## begin EXTRACTED DATA

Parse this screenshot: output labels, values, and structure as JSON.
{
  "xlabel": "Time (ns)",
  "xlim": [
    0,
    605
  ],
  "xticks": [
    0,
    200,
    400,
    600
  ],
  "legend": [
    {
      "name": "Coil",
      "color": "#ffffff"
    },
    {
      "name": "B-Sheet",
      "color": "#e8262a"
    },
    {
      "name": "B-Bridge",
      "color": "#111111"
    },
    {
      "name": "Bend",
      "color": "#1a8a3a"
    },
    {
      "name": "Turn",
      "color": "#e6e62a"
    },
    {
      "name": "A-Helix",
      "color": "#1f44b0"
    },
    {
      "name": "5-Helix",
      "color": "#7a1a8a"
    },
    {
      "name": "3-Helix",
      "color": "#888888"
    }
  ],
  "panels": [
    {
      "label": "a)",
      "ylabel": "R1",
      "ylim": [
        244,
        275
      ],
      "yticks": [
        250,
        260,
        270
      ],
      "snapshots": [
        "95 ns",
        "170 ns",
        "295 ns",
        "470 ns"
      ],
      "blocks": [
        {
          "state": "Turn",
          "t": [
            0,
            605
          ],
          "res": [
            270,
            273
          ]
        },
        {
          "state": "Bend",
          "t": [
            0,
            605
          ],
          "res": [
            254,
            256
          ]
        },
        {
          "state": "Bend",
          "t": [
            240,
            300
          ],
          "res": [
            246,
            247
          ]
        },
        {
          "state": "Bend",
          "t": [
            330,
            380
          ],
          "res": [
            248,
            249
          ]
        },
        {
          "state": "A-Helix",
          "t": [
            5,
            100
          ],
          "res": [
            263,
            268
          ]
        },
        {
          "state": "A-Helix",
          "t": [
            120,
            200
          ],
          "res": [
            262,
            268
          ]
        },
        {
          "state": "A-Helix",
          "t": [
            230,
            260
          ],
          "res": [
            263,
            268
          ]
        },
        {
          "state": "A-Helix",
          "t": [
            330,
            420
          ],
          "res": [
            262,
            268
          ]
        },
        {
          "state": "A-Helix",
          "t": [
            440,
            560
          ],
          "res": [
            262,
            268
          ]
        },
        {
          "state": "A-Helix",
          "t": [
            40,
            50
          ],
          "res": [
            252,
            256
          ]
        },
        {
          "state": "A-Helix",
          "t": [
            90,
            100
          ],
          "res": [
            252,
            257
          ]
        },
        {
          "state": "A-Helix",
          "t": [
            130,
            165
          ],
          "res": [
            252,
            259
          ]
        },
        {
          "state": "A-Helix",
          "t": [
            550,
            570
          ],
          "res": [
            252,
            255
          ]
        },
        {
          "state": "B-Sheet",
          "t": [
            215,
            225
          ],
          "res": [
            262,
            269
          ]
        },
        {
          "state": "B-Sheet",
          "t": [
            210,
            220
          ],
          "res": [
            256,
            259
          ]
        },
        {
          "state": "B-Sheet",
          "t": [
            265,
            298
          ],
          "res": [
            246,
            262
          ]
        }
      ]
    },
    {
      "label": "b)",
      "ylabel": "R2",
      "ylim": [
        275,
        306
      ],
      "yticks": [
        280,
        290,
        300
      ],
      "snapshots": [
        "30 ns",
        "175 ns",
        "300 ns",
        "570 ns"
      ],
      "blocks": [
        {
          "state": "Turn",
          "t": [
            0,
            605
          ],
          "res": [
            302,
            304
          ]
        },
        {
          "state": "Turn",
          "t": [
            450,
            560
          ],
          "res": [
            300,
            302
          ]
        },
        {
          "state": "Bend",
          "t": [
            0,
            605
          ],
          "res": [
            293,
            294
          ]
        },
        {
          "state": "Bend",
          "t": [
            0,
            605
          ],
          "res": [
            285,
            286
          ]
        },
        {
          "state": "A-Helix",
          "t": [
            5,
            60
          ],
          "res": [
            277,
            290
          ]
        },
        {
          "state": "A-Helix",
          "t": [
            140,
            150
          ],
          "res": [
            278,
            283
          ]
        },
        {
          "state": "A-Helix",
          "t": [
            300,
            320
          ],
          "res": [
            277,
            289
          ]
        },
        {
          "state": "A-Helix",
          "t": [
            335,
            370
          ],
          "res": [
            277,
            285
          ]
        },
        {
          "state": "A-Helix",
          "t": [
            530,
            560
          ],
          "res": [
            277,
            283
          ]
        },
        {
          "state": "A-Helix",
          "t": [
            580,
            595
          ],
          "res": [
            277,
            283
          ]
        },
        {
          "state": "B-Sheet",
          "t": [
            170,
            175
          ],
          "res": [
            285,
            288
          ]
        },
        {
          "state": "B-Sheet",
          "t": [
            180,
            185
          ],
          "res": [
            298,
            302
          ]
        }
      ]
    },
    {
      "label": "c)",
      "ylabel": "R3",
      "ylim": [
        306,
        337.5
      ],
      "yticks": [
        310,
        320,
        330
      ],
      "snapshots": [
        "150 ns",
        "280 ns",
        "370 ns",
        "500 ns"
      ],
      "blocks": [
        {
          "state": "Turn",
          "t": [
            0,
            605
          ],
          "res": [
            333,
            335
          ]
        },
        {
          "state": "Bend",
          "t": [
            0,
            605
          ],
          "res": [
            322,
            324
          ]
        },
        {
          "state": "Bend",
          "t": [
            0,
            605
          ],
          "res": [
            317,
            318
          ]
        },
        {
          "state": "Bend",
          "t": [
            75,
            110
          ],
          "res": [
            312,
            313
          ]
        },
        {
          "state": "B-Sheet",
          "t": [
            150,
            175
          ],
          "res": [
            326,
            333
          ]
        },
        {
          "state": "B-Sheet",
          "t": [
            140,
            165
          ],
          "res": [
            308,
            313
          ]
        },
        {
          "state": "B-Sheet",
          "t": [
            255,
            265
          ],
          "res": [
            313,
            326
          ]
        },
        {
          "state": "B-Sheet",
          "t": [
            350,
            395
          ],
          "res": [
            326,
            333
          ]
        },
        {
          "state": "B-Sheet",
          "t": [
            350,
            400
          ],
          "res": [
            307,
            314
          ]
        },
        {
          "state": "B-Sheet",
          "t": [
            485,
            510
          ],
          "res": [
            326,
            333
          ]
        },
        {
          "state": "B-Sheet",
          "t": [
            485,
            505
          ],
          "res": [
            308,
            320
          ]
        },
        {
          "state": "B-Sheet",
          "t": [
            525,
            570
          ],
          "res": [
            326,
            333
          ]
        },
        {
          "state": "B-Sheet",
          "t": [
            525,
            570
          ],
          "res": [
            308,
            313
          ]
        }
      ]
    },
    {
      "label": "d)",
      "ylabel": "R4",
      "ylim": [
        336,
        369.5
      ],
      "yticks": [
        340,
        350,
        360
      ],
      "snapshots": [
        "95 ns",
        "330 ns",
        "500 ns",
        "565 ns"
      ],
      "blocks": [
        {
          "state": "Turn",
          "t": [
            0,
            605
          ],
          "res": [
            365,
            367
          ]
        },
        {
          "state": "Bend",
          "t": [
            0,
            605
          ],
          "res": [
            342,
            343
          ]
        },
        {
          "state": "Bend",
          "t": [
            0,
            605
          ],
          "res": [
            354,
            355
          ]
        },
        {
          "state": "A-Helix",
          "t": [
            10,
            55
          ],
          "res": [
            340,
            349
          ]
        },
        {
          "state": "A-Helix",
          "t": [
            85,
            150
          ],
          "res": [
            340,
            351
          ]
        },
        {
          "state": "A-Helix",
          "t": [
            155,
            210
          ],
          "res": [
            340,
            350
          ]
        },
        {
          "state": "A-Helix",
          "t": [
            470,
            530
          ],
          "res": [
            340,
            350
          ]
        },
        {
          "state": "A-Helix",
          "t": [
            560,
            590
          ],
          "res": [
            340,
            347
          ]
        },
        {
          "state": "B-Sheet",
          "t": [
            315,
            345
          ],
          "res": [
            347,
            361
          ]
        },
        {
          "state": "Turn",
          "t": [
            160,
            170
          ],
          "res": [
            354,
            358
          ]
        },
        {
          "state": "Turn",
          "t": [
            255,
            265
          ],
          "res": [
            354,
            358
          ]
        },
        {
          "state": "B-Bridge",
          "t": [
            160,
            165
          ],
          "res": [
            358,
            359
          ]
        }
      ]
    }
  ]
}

## end EXTRACTED DATA

▸ **WHAT YOU ARE ASKED TO DO**
Pick out the lines containing the word "color" and show them.

▸ **SOLUTION TO THIS PROBLEM**
      "color": "#ffffff"
      "color": "#e8262a"
      "color": "#111111"
      "color": "#1a8a3a"
      "color": "#e6e62a"
      "color": "#1f44b0"
      "color": "#7a1a8a"
      "color": "#888888"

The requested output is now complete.